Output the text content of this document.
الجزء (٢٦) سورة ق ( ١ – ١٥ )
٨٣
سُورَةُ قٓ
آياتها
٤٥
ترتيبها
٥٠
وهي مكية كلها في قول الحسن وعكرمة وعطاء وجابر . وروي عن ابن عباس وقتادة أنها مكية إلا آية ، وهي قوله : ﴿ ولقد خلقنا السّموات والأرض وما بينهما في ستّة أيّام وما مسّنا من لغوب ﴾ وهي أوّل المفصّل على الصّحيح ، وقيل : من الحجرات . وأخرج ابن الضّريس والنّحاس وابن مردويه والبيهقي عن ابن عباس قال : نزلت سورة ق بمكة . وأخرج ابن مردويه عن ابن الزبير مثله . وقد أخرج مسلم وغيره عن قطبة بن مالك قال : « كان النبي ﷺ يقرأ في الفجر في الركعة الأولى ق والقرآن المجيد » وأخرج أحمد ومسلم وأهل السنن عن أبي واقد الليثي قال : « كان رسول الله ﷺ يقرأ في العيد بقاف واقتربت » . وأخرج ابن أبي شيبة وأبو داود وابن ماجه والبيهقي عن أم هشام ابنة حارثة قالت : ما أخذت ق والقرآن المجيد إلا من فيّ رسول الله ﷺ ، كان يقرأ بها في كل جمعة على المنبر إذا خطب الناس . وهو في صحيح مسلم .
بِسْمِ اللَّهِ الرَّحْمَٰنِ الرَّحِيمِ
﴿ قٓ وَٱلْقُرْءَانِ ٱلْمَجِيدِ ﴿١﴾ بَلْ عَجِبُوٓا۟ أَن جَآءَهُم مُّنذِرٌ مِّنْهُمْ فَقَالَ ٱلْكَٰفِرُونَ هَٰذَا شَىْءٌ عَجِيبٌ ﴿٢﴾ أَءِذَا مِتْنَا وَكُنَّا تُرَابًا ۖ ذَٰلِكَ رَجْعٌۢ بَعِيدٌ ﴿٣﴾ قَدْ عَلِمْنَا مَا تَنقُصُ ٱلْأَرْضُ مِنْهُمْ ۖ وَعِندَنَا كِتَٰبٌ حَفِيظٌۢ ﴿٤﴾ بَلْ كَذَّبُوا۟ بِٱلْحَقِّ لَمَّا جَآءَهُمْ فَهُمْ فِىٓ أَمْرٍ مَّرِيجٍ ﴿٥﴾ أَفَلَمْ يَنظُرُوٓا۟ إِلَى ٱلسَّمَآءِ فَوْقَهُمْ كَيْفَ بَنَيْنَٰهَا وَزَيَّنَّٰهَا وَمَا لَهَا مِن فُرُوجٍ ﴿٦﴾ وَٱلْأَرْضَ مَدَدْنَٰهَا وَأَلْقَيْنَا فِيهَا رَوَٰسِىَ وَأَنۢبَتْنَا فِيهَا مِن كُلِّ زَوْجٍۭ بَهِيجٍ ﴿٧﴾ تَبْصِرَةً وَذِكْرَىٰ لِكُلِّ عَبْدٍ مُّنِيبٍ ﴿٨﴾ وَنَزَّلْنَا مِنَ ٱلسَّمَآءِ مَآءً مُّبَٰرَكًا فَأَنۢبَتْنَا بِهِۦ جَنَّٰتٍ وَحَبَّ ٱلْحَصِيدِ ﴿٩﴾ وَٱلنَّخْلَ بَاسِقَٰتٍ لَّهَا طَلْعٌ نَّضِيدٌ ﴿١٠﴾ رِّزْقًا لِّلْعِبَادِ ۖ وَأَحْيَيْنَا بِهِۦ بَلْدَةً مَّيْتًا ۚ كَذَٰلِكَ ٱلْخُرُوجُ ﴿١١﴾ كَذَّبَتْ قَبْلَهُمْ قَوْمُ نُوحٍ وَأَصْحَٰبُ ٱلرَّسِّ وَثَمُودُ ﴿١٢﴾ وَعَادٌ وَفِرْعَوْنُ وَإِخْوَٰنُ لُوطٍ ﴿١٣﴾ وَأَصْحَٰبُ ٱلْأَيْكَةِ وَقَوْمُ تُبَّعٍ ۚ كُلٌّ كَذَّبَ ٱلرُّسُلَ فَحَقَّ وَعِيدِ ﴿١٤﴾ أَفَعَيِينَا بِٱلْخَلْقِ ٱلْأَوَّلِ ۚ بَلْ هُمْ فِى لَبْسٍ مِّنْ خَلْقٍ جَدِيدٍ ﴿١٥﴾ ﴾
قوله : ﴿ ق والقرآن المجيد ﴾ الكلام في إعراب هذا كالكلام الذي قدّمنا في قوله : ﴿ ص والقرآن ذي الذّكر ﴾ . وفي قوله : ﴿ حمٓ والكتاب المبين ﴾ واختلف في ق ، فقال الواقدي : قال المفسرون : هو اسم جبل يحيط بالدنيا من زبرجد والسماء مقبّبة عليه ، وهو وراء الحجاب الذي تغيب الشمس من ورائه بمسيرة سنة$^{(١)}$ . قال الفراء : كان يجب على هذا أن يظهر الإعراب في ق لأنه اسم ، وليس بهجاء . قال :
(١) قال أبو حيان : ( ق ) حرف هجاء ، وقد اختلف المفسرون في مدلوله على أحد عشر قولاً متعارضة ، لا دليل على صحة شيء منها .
------------------------------------
[EXERCISE DETAILS]:
From the first line to the last, please quote the material above exactly.

[ANSWER BELOW]:
Output the text content of this document.
الجزء (٢٦) سورة ق ( ١ – ١٥ )
٨٣
سُورَةُ قٓ
آياتها
٤٥
ترتيبها
٥٠
وهي مكية كلها في قول الحسن وعكرمة وعطاء وجابر . وروي عن ابن عباس وقتادة أنها مكية إلا آية ، وهي قوله : ﴿ ولقد خلقنا السّموات والأرض وما بينهما في ستّة أيّام وما مسّنا من لغوب ﴾ وهي أوّل المفصّل على الصّحيح ، وقيل : من الحجرات . وأخرج ابن الضّريس والنّحاس وابن مردويه والبيهقي عن ابن عباس قال : نزلت سورة ق بمكة . وأخرج ابن مردويه عن ابن الزبير مثله . وقد أخرج مسلم وغيره عن قطبة بن مالك قال : « كان النبي ﷺ يقرأ في الفجر في الركعة الأولى ق والقرآن المجيد » وأخرج أحمد ومسلم وأهل السنن عن أبي واقد الليثي قال : « كان رسول الله ﷺ يقرأ في العيد بقاف واقتربت » . وأخرج ابن أبي شيبة وأبو داود وابن ماجه والبيهقي عن أم هشام ابنة حارثة قالت : ما أخذت ق والقرآن المجيد إلا من فيّ رسول الله ﷺ ، كان يقرأ بها في كل جمعة على المنبر إذا خطب الناس . وهو في صحيح مسلم .
بِسْمِ اللَّهِ الرَّحْمَٰنِ الرَّحِيمِ
﴿ قٓ وَٱلْقُرْءَانِ ٱلْمَجِيدِ ﴿١﴾ بَلْ عَجِبُوٓا۟ أَن جَآءَهُم مُّنذِرٌ مِّنْهُمْ فَقَالَ ٱلْكَٰفِرُونَ هَٰذَا شَىْءٌ عَجِيبٌ ﴿٢﴾ أَءِذَا مِتْنَا وَكُنَّا تُرَابًا ۖ ذَٰلِكَ رَجْعٌۢ بَعِيدٌ ﴿٣﴾ قَدْ عَلِمْنَا مَا تَنقُصُ ٱلْأَرْضُ مِنْهُمْ ۖ وَعِندَنَا كِتَٰبٌ حَفِيظٌۢ ﴿٤﴾ بَلْ كَذَّبُوا۟ بِٱلْحَقِّ لَمَّا جَآءَهُمْ فَهُمْ فِىٓ أَمْرٍ مَّرِيجٍ ﴿٥﴾ أَفَلَمْ يَنظُرُوٓا۟ إِلَى ٱلسَّمَآءِ فَوْقَهُمْ كَيْفَ بَنَيْنَٰهَا وَزَيَّنَّٰهَا وَمَا لَهَا مِن فُرُوجٍ ﴿٦﴾ وَٱلْأَرْضَ مَدَدْنَٰهَا وَأَلْقَيْنَا فِيهَا رَوَٰسِىَ وَأَنۢبَتْنَا فِيهَا مِن كُلِّ زَوْجٍۭ بَهِيجٍ ﴿٧﴾ تَبْصِرَةً وَذِكْرَىٰ لِكُلِّ عَبْدٍ مُّنِيبٍ ﴿٨﴾ وَنَزَّلْنَا مِنَ ٱلسَّمَآءِ مَآءً مُّبَٰرَكًا فَأَنۢبَتْنَا بِهِۦ جَنَّٰتٍ وَحَبَّ ٱلْحَصِيدِ ﴿٩﴾ وَٱلنَّخْلَ بَاسِقَٰتٍ لَّهَا طَلْعٌ نَّضِيدٌ ﴿١٠﴾ رِّزْقًا لِّلْعِبَادِ ۖ وَأَحْيَيْنَا بِهِۦ بَلْدَةً مَّيْتًا ۚ كَذَٰلِكَ ٱلْخُرُوجُ ﴿١١﴾ كَذَّبَتْ قَبْلَهُمْ قَوْمُ نُوحٍ وَأَصْحَٰبُ ٱلرَّسِّ وَثَمُودُ ﴿١٢﴾ وَعَادٌ وَفِرْعَوْنُ وَإِخْوَٰنُ لُوطٍ ﴿١٣﴾ وَأَصْحَٰبُ ٱلْأَيْكَةِ وَقَوْمُ تُبَّعٍ ۚ كُلٌّ كَذَّبَ ٱلرُّسُلَ فَحَقَّ وَعِيدِ ﴿١٤﴾ أَفَعَيِينَا بِٱلْخَلْقِ ٱلْأَوَّلِ ۚ بَلْ هُمْ فِى لَبْسٍ مِّنْ خَلْقٍ جَدِيدٍ ﴿١٥﴾ ﴾
قوله : ﴿ ق والقرآن المجيد ﴾ الكلام في إعراب هذا كالكلام الذي قدّمنا في قوله : ﴿ ص والقرآن ذي الذّكر ﴾ . وفي قوله : ﴿ حمٓ والكتاب المبين ﴾ واختلف في ق ، فقال الواقدي : قال المفسرون : هو اسم جبل يحيط بالدنيا من زبرجد والسماء مقبّبة عليه ، وهو وراء الحجاب الذي تغيب الشمس من ورائه بمسيرة سنة$^{(١)}$ . قال الفراء : كان يجب على هذا أن يظهر الإعراب في ق لأنه اسم ، وليس بهجاء . قال :
(١) قال أبو حيان : ( ق ) حرف هجاء ، وقد اختلف المفسرون في مدلوله على أحد عشر قولاً متعارضة ، لا دليل على صحة شيء منها .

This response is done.